* BEGIN *
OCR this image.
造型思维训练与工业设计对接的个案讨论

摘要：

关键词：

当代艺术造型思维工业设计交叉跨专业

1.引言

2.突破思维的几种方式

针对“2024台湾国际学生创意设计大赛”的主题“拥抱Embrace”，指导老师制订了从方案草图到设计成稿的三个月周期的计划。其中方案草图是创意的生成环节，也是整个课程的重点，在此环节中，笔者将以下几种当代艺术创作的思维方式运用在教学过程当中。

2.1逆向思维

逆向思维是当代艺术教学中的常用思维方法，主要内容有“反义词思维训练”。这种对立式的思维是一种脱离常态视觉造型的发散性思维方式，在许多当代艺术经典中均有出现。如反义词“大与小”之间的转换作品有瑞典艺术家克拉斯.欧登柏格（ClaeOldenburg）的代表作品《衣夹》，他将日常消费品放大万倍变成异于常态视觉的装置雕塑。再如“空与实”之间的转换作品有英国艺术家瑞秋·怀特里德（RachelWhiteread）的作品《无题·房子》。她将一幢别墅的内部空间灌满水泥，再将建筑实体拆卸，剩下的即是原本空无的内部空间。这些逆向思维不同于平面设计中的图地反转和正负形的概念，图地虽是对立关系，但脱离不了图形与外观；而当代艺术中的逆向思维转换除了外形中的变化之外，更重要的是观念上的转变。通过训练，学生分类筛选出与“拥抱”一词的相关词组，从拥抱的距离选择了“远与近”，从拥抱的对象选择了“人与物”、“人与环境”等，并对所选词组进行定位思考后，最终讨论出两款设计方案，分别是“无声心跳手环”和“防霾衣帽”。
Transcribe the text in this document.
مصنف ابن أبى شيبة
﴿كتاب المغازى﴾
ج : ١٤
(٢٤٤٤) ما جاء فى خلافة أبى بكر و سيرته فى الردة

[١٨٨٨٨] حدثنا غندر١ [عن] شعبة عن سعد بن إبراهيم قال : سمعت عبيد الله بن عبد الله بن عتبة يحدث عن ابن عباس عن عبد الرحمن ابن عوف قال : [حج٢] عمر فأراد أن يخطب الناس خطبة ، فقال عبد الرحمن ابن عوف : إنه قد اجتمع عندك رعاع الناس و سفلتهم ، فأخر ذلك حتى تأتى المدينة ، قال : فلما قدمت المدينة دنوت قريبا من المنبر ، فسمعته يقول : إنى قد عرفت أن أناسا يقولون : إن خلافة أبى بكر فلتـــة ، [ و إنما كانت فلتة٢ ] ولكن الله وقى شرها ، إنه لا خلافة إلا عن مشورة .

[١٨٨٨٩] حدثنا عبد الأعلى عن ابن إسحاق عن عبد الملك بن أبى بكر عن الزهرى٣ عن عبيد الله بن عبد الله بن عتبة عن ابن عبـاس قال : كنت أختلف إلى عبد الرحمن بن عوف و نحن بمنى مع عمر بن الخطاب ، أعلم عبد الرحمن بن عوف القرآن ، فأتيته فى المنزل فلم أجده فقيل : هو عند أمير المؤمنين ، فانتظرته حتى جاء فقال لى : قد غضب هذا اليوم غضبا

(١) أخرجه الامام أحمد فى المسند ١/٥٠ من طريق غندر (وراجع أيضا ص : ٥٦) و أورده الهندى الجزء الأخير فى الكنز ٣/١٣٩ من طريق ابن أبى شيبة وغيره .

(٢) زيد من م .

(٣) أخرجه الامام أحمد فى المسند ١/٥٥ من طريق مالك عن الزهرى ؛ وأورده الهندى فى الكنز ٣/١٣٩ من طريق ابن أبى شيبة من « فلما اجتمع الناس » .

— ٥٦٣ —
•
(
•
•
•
* END *
**TASK DETAILS:** Send back every record, precisely as written.

**OUTPUT:**
OCR this image.
造型思维训练与工业设计对接的个案讨论

摘要：

关键词：

当代艺术造型思维工业设计交叉跨专业

1.引言

2.突破思维的几种方式

针对“2024台湾国际学生创意设计大赛”的主题“拥抱Embrace”，指导老师制订了从方案草图到设计成稿的三个月周期的计划。其中方案草图是创意的生成环节，也是整个课程的重点，在此环节中，笔者将以下几种当代艺术创作的思维方式运用在教学过程当中。

2.1逆向思维

逆向思维是当代艺术教学中的常用思维方法，主要内容有“反义词思维训练”。这种对立式的思维是一种脱离常态视觉造型的发散性思维方式，在许多当代艺术经典中均有出现。如反义词“大与小”之间的转换作品有瑞典艺术家克拉斯.欧登柏格（ClaeOldenburg）的代表作品《衣夹》，他将日常消费品放大万倍变成异于常态视觉的装置雕塑。再如“空与实”之间的转换作品有英国艺术家瑞秋·怀特里德（RachelWhiteread）的作品《无题·房子》。她将一幢别墅的内部空间灌满水泥，再将建筑实体拆卸，剩下的即是原本空无的内部空间。这些逆向思维不同于平面设计中的图地反转和正负形的概念，图地虽是对立关系，但脱离不了图形与外观；而当代艺术中的逆向思维转换除了外形中的变化之外，更重要的是观念上的转变。通过训练，学生分类筛选出与“拥抱”一词的相关词组，从拥抱的距离选择了“远与近”，从拥抱的对象选择了“人与物”、“人与环境”等，并对所选词组进行定位思考后，最终讨论出两款设计方案，分别是“无声心跳手环”和“防霾衣帽”。
Transcribe the text in this document.
مصنف ابن أبى شيبة
﴿كتاب المغازى﴾
ج : ١٤
(٢٤٤٤) ما جاء فى خلافة أبى بكر و سيرته فى الردة

[١٨٨٨٨] حدثنا غندر١ [عن] شعبة عن سعد بن إبراهيم قال : سمعت عبيد الله بن عبد الله بن عتبة يحدث عن ابن عباس عن عبد الرحمن ابن عوف قال : [حج٢] عمر فأراد أن يخطب الناس خطبة ، فقال عبد الرحمن ابن عوف : إنه قد اجتمع عندك رعاع الناس و سفلتهم ، فأخر ذلك حتى تأتى المدينة ، قال : فلما قدمت المدينة دنوت قريبا من المنبر ، فسمعته يقول : إنى قد عرفت أن أناسا يقولون : إن خلافة أبى بكر فلتـــة ، [ و إنما كانت فلتة٢ ] ولكن الله وقى شرها ، إنه لا خلافة إلا عن مشورة .

[١٨٨٨٩] حدثنا عبد الأعلى عن ابن إسحاق عن عبد الملك بن أبى بكر عن الزهرى٣ عن عبيد الله بن عبد الله بن عتبة عن ابن عبـاس قال : كنت أختلف إلى عبد الرحمن بن عوف و نحن بمنى مع عمر بن الخطاب ، أعلم عبد الرحمن بن عوف القرآن ، فأتيته فى المنزل فلم أجده فقيل : هو عند أمير المؤمنين ، فانتظرته حتى جاء فقال لى : قد غضب هذا اليوم غضبا

(١) أخرجه الامام أحمد فى المسند ١/٥٠ من طريق غندر (وراجع أيضا ص : ٥٦) و أورده الهندى الجزء الأخير فى الكنز ٣/١٣٩ من طريق ابن أبى شيبة وغيره .

(٢) زيد من م .

(٣) أخرجه الامام أحمد فى المسند ١/٥٥ من طريق مالك عن الزهرى ؛ وأورده الهندى فى الكنز ٣/١٣٩ من طريق ابن أبى شيبة من « فلما اجتمع الناس » .

— ٥٦٣ —
•
(
•
•
•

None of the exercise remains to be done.